Task to complete — Establish how many lines in the material include the string "from" and report it as a lone number.

Exercise data —
[Start]
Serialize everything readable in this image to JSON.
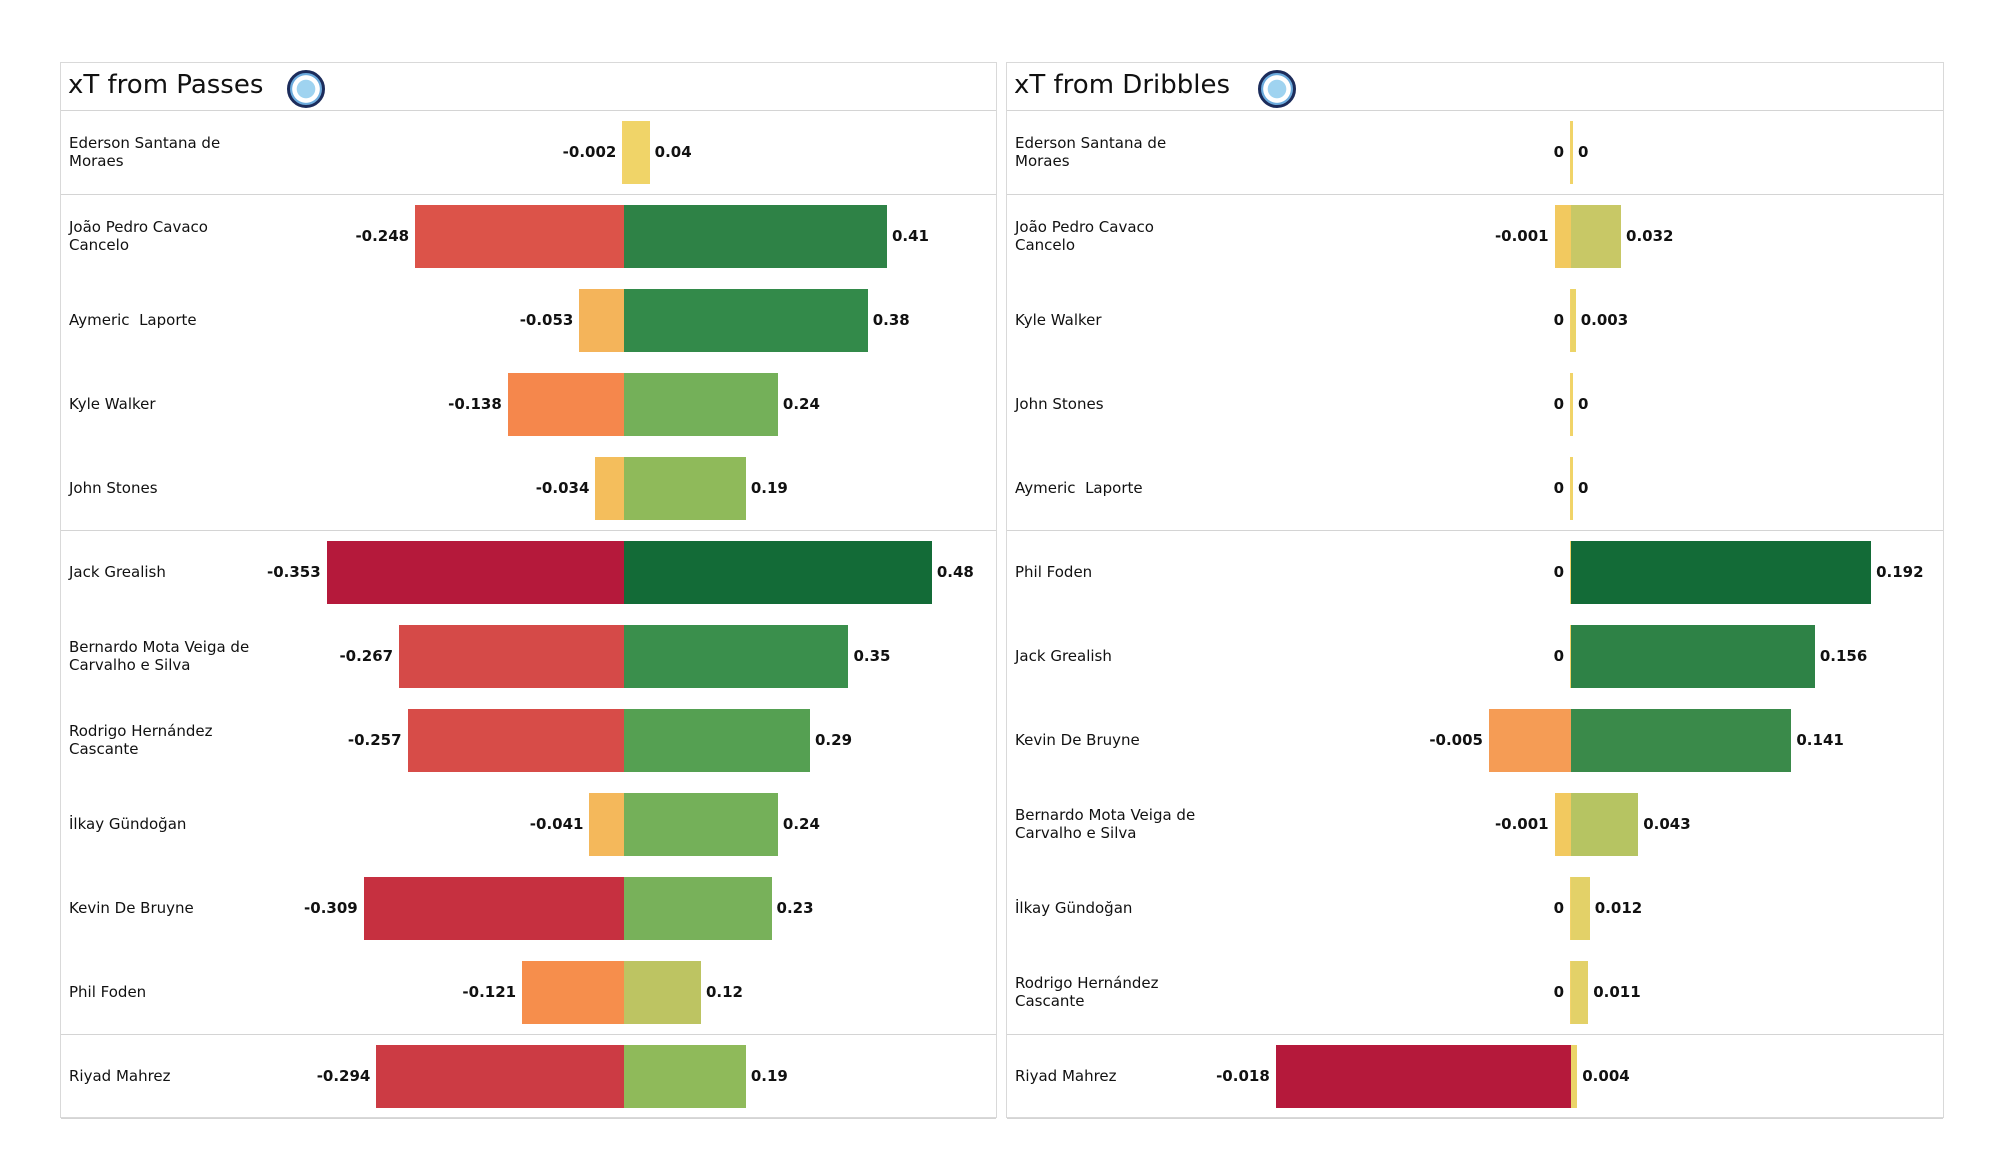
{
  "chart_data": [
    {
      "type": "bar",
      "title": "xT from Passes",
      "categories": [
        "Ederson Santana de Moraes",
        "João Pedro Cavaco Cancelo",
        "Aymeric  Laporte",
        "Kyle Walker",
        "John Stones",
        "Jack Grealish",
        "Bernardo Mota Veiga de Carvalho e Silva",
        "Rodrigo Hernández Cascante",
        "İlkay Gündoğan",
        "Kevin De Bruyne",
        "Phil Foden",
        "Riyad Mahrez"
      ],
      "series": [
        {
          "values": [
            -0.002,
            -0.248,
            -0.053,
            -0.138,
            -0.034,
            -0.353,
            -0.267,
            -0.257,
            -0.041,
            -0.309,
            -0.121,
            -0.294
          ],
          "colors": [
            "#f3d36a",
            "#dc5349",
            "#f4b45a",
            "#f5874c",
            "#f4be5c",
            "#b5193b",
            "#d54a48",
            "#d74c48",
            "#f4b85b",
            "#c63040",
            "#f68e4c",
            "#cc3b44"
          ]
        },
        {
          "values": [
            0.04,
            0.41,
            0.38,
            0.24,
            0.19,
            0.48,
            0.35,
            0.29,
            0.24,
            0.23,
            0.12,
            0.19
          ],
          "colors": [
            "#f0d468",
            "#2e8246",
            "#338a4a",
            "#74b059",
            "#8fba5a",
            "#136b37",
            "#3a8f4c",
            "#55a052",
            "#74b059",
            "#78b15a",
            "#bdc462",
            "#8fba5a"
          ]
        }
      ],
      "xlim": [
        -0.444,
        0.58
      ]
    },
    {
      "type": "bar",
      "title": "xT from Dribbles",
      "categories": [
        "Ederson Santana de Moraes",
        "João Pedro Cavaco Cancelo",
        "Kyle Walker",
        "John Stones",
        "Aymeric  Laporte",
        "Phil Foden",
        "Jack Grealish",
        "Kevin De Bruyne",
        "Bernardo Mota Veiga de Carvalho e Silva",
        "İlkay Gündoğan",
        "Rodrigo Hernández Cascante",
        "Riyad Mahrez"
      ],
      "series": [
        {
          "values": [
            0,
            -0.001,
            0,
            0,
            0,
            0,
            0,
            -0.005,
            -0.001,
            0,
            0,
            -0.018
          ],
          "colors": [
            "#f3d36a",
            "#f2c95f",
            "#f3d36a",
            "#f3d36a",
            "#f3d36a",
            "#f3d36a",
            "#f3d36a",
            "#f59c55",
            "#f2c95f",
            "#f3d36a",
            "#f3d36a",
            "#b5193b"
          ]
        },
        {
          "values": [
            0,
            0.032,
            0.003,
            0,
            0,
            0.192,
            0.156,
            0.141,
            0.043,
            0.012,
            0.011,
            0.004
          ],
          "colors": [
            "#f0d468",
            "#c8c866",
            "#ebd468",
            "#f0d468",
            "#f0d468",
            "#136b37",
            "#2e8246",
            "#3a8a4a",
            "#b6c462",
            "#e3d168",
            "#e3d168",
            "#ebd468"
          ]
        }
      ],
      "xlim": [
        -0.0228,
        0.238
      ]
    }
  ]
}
[End]
[Start]
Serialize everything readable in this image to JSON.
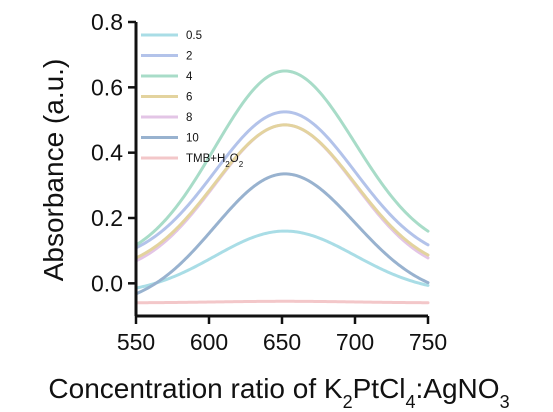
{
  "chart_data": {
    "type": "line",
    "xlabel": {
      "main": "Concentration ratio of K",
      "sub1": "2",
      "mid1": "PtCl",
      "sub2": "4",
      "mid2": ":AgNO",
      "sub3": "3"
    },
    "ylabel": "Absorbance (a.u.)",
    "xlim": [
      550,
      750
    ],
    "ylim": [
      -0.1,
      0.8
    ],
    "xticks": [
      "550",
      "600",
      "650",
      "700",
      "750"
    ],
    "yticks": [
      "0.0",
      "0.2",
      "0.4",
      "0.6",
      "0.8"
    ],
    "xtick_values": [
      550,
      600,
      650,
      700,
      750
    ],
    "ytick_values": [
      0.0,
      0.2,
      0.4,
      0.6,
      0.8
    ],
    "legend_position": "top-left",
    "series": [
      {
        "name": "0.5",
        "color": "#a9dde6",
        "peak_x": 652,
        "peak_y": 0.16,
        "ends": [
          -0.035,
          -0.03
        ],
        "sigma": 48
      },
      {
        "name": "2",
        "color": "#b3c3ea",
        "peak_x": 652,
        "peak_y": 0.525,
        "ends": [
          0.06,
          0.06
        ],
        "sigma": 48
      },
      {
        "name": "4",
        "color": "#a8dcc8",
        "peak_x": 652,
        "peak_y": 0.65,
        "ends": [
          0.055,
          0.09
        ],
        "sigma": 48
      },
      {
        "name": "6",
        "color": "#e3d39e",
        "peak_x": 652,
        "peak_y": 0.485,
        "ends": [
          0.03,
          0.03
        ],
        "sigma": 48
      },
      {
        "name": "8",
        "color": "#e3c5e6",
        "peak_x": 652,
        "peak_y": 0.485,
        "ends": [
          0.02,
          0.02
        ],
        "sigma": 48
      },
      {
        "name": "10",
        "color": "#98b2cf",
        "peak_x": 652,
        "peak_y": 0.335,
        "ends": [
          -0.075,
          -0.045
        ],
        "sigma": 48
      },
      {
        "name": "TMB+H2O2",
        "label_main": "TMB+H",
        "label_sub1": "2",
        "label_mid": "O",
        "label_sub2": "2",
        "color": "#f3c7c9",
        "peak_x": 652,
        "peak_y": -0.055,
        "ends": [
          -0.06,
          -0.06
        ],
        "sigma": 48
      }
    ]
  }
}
[End]
Solution for this exercise — 2